- **DATA PROVIDED**
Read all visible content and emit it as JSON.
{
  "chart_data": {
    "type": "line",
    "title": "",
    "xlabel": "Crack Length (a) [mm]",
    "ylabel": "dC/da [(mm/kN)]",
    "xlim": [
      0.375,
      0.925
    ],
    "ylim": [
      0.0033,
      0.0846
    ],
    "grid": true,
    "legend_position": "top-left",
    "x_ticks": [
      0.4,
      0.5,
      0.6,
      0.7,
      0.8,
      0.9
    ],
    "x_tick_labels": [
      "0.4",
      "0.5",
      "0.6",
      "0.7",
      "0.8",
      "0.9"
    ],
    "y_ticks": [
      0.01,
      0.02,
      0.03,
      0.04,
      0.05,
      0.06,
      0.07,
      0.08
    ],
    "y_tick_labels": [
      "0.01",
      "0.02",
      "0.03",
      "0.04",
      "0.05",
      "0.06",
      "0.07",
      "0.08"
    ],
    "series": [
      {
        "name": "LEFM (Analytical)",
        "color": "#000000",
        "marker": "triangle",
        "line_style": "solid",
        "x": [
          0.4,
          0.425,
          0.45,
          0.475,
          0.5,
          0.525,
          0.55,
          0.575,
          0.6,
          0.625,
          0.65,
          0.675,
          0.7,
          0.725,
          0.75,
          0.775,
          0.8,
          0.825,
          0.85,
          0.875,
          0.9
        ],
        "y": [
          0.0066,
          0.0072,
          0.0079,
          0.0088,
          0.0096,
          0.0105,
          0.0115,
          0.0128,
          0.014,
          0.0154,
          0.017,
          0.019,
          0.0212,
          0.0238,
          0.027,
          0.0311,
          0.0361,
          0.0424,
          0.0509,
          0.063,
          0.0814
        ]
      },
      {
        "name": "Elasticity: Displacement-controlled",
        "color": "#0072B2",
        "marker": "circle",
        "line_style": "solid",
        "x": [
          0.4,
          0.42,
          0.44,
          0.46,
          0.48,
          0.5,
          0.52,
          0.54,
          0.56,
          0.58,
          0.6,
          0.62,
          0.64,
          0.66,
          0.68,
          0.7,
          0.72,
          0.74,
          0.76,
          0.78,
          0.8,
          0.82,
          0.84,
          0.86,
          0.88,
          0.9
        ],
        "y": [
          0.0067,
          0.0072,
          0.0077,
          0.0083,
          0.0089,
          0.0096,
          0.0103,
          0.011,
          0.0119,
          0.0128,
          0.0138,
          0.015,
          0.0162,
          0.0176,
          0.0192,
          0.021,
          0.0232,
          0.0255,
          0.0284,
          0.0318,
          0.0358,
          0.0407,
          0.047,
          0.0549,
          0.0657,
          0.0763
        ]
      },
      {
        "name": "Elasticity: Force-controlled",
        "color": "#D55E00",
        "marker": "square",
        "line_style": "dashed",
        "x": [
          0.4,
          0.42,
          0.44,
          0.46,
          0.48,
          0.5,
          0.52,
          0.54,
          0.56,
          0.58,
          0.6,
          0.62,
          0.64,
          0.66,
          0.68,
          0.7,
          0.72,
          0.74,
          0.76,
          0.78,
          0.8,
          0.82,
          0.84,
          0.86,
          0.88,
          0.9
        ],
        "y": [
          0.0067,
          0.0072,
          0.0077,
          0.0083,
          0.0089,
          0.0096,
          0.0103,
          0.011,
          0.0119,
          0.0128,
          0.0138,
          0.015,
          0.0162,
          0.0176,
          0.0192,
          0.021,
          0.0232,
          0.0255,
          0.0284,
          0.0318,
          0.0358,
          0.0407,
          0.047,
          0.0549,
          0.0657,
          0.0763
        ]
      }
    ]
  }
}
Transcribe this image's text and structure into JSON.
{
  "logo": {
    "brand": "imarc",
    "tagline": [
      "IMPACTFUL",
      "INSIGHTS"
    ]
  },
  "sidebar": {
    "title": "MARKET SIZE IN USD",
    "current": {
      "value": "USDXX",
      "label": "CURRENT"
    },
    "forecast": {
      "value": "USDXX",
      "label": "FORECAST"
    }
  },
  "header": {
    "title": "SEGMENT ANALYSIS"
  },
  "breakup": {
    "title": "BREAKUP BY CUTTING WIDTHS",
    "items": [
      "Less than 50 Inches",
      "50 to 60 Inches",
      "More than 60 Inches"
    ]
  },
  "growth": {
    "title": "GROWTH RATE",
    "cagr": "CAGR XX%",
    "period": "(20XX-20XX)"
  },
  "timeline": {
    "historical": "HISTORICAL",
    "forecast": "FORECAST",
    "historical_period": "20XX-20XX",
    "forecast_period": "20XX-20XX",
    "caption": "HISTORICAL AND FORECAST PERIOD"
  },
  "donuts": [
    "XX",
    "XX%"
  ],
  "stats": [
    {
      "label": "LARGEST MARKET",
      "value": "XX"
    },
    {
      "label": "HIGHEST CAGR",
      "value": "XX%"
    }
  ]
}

- **WORK INSTRUCTIONS**
Pick out every line holding the string "JSON" and return it.

- **RESULT OF THE EXERCISE**
Read all visible content and emit it as JSON.
Transcribe this image's text and structure into JSON.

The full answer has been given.